**TASK REQUIREMENTS**
Pull out from the material below all lines with "color".
>> begin RAW RECORDS
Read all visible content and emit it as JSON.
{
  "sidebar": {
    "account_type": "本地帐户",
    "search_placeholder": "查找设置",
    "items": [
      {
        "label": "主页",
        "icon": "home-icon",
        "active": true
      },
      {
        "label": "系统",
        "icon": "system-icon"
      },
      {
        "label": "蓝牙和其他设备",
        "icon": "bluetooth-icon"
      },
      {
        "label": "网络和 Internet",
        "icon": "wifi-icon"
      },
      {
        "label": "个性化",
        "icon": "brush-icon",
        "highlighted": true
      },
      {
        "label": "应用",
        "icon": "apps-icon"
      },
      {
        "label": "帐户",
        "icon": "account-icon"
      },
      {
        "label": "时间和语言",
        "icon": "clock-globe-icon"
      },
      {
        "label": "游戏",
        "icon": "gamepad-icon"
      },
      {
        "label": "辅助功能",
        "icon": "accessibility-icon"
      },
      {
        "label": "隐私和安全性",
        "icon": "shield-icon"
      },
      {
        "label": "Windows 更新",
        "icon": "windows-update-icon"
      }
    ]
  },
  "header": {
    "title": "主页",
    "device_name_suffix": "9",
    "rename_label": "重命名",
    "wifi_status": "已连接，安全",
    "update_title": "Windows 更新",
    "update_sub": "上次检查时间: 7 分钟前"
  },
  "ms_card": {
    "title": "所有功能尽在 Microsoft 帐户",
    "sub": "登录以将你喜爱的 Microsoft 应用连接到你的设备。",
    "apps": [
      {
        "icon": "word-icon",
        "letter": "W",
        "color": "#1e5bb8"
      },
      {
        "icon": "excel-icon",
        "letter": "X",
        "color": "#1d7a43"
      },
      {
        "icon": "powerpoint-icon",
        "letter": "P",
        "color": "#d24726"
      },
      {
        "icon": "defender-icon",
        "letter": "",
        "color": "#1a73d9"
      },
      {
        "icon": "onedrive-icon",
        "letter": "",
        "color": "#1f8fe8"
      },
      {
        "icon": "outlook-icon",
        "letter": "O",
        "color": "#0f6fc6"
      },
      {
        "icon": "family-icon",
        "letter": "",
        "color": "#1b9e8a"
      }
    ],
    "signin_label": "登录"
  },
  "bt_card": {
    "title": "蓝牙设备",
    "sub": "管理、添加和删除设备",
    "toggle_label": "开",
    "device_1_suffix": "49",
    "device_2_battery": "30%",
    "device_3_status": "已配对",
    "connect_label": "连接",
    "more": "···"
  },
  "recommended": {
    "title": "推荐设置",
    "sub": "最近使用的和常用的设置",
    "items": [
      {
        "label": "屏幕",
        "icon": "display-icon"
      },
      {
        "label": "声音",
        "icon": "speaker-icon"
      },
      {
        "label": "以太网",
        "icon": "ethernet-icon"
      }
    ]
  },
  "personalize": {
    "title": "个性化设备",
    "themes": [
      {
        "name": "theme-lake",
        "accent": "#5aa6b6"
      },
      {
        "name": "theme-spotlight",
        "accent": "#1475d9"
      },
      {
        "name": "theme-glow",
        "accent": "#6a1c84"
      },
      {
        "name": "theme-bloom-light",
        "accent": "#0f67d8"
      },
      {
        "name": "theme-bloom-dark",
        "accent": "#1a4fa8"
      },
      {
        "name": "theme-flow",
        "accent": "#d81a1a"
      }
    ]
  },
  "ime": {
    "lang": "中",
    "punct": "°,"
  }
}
>> end RAW RECORDS
**FINAL RESULT**
        "color": "#1e5bb8"
        "color": "#1d7a43"
        "color": "#d24726"
        "color": "#1a73d9"
        "color": "#1f8fe8"
        "color": "#0f6fc6"
        "color": "#1b9e8a"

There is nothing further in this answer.